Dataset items
- - -

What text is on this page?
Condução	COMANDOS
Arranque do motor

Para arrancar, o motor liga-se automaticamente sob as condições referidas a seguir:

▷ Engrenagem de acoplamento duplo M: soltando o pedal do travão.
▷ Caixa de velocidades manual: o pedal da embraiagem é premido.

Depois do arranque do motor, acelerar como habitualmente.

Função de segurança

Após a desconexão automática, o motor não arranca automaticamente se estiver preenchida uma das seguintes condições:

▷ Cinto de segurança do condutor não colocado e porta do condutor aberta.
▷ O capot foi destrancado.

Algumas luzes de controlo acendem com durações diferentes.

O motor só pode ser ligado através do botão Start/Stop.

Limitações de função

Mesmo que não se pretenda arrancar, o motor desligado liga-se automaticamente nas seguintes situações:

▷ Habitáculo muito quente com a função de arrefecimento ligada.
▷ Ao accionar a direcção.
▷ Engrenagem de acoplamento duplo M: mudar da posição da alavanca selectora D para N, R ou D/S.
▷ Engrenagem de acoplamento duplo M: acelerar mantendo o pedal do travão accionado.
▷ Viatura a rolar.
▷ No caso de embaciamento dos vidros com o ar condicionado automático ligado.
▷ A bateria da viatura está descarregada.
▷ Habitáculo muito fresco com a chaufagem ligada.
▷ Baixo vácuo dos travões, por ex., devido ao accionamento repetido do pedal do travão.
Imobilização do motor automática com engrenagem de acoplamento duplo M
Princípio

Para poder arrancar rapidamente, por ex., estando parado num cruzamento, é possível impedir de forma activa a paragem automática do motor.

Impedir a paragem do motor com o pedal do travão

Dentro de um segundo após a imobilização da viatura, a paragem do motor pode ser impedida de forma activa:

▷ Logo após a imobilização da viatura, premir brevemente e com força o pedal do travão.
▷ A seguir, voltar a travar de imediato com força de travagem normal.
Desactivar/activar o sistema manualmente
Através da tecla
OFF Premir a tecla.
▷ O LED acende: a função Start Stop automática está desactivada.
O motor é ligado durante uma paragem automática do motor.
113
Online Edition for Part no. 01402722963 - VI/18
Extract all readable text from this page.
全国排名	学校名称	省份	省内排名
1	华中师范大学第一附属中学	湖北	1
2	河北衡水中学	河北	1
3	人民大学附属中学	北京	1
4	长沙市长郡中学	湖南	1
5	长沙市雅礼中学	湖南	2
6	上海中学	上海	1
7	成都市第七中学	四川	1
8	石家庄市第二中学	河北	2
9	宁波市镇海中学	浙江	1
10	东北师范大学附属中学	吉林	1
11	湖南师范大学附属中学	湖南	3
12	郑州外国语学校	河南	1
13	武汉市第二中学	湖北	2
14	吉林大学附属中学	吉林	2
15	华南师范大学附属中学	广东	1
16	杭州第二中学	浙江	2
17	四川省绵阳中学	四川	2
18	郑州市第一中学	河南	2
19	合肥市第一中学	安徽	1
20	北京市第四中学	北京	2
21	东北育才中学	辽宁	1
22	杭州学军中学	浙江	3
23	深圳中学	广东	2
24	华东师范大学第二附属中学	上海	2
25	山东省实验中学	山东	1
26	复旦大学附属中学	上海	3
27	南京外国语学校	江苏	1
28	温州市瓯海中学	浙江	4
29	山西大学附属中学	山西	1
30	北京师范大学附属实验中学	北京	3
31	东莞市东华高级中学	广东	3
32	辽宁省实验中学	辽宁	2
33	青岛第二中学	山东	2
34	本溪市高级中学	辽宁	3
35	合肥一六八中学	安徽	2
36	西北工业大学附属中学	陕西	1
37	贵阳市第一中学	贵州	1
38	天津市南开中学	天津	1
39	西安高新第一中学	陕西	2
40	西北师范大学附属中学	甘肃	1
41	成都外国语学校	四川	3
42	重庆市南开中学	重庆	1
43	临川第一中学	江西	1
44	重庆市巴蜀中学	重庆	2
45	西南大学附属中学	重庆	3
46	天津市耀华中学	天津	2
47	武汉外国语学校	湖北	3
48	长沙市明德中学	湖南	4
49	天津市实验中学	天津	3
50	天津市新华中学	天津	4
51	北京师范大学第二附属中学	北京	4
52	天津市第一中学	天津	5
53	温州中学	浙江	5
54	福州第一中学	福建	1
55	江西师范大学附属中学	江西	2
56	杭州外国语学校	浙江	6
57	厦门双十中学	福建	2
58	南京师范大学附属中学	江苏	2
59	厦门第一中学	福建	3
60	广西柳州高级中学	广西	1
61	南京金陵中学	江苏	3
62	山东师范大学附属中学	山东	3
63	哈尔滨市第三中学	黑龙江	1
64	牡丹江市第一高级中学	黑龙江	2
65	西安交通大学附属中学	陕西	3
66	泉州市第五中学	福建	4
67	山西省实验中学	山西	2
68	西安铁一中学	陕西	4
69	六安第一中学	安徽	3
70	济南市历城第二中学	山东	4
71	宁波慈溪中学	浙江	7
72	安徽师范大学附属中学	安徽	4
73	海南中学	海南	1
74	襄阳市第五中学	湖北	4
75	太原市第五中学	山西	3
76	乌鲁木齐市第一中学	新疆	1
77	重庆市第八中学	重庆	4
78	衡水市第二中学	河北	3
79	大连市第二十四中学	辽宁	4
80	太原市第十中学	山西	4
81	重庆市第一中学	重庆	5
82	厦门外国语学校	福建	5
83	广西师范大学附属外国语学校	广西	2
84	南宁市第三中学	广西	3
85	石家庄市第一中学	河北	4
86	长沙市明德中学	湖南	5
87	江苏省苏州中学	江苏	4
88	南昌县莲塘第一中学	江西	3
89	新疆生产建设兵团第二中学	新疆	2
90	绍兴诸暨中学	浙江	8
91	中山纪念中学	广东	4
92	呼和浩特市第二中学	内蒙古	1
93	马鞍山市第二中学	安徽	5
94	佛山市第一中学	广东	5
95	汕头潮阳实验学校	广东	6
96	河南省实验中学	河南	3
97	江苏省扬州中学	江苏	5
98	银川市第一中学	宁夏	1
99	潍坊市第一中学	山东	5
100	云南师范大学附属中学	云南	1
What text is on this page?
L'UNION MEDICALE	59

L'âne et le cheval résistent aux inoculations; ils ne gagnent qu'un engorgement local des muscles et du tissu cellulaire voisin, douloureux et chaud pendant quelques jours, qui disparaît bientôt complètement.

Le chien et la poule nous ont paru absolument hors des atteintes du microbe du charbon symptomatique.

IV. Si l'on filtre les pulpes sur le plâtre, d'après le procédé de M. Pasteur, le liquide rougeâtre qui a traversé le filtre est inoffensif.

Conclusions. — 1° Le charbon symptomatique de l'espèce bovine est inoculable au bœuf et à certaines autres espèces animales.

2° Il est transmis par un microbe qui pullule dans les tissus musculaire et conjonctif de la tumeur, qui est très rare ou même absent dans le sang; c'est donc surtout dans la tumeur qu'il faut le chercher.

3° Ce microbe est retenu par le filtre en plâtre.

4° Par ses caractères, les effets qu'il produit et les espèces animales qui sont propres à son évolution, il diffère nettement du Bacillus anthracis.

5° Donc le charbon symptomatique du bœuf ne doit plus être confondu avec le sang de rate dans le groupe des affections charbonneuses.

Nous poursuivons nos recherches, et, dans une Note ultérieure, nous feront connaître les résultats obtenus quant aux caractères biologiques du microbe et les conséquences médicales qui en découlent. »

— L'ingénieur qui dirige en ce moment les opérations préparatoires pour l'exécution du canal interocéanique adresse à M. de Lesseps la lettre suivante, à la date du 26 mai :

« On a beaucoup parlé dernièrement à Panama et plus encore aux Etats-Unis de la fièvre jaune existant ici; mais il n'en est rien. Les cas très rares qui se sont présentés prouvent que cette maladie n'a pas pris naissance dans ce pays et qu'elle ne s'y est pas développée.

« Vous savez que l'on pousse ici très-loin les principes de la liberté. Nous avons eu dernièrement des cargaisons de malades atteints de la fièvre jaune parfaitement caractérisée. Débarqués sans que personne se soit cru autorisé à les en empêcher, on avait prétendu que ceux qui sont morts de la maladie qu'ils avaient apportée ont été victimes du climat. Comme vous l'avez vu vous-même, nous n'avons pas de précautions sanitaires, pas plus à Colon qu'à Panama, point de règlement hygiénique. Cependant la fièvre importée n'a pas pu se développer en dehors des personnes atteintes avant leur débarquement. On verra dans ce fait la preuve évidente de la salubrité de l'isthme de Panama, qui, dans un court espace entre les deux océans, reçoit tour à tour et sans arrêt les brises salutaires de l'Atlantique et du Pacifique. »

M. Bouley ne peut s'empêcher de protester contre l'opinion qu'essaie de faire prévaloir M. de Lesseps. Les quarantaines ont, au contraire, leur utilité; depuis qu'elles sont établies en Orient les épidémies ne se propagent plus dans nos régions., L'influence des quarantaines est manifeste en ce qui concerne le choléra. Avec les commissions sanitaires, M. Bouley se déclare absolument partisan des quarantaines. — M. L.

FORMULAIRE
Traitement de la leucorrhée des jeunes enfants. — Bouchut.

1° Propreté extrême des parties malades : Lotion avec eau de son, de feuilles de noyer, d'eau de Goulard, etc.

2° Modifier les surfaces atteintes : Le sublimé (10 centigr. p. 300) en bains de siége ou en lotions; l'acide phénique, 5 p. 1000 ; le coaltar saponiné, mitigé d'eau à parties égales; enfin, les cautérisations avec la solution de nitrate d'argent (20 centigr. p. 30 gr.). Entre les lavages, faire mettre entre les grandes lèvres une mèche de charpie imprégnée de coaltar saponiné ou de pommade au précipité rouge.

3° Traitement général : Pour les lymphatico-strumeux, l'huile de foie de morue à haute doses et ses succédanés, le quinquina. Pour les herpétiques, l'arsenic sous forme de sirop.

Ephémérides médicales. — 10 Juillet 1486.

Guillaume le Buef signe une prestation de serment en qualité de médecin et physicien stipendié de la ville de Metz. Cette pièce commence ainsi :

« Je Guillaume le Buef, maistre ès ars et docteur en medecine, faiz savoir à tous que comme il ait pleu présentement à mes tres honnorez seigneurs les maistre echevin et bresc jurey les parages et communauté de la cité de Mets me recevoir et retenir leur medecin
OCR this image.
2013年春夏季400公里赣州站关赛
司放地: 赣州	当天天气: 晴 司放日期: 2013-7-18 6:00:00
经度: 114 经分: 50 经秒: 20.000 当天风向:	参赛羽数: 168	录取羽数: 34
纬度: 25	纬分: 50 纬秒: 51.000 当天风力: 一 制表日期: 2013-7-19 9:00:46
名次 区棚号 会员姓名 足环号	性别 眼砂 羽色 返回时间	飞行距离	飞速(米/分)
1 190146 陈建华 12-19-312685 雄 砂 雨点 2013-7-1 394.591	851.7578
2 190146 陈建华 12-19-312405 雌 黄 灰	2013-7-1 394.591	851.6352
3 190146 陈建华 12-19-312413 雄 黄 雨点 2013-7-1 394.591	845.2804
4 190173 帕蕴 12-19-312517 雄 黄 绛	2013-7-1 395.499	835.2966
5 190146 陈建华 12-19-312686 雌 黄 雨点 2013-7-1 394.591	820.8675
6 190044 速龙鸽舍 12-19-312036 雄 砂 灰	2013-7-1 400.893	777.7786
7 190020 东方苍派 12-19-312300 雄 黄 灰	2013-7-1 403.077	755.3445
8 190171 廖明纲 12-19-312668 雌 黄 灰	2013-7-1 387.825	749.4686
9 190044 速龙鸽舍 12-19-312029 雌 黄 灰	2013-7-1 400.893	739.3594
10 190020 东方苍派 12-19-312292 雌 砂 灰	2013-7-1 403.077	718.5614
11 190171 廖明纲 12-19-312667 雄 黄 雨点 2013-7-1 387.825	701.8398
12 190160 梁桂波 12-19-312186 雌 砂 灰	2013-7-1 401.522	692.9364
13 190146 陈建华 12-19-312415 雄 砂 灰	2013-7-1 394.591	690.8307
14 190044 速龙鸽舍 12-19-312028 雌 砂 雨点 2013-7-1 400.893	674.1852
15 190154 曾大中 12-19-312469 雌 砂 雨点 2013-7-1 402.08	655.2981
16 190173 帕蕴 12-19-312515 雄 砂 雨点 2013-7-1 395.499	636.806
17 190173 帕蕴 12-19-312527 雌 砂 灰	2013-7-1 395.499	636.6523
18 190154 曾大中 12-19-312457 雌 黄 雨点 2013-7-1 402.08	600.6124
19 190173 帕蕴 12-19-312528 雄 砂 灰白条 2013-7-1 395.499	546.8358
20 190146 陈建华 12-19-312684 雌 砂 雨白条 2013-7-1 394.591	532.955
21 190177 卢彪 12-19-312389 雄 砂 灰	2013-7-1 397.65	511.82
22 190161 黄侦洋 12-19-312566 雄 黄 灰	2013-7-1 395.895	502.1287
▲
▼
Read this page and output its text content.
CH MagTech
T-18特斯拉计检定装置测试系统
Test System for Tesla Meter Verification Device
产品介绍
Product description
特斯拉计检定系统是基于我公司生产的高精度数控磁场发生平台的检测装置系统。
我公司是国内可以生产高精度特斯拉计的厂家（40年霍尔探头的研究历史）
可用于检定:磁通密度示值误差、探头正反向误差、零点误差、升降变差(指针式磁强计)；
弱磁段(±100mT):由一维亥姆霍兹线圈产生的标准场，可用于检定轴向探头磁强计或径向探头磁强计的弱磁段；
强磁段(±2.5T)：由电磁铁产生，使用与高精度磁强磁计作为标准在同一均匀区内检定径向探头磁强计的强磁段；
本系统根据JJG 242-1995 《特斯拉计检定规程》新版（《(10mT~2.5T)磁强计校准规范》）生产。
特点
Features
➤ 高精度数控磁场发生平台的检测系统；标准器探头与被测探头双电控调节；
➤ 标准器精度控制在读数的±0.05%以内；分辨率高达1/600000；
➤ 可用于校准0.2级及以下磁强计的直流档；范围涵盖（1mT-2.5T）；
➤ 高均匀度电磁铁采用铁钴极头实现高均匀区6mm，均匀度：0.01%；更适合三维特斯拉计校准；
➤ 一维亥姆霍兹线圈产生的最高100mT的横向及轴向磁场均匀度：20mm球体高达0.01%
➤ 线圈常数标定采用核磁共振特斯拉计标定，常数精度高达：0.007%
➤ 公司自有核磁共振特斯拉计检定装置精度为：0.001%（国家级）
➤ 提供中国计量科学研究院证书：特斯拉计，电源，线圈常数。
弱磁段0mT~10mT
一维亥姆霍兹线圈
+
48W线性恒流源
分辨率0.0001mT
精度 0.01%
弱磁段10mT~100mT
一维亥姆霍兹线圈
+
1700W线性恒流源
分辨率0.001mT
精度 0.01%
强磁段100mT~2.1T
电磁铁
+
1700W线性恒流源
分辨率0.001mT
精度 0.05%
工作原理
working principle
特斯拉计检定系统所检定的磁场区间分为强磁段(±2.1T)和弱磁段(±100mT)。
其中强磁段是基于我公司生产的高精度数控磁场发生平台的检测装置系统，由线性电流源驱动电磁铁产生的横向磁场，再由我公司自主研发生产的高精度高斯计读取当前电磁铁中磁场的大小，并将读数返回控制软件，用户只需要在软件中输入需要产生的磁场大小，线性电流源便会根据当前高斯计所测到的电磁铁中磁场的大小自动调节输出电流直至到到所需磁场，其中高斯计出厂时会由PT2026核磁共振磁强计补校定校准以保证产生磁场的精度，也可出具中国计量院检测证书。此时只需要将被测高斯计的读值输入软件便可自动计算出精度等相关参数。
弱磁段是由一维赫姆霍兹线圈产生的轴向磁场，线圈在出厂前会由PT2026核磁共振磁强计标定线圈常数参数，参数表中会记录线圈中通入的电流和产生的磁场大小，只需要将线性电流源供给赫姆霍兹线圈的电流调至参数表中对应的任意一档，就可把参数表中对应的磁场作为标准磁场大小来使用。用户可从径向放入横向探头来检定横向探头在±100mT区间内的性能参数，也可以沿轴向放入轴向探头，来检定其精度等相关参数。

- - -

▸ **Work instructions**
Pull every line containing the word "sont" out of the material.

▸ **Solution to this problem**
4° Par ses caractères, les effets qu'il produit et les espèces animales qui sont propres à son évolution, il diffère nettement du Bacillus anthracis.
« On a beaucoup parlé dernièrement à Panama et plus encore aux Etats-Unis de la fièvre jaune existant ici; mais il n'en est rien. Les cas très rares qui se sont présentés prouvent que cette maladie n'a pas pris naissance dans ce pays et qu'elle ne s'y est pas développée.
« Vous savez que l'on pousse ici très-loin les principes de la liberté. Nous avons eu dernièrement des cargaisons de malades atteints de la fièvre jaune parfaitement caractérisée. Débarqués sans que personne se soit cru autorisé à les en empêcher, on avait prétendu que ceux qui sont morts de la maladie qu'ils avaient apportée ont été victimes du climat. Comme vous l'avez vu vous-même, nous n'avons pas de précautions sanitaires, pas plus à Colon qu'à Panama, point de règlement hygiénique. Cependant la fièvre importée n'a pas pu se développer en dehors des personnes atteintes avant leur débarquement. On verra dans ce fait la preuve évidente de la salubrité de l'isthme de Panama, qui, dans un court espace entre les deux océans, reçoit tour à tour et sans arrêt les brises salutaires de l'Atlantique et du Pacifique. »
M. Bouley ne peut s'empêcher de protester contre l'opinion qu'essaie de faire prévaloir M. de Lesseps. Les quarantaines ont, au contraire, leur utilité; depuis qu'elles sont établies en Orient les épidémies ne se propagent plus dans nos régions., L'influence des quarantaines est manifeste en ce qui concerne le choléra. Avec les commissions sanitaires, M. Bouley se déclare absolument partisan des quarantaines. — M. L.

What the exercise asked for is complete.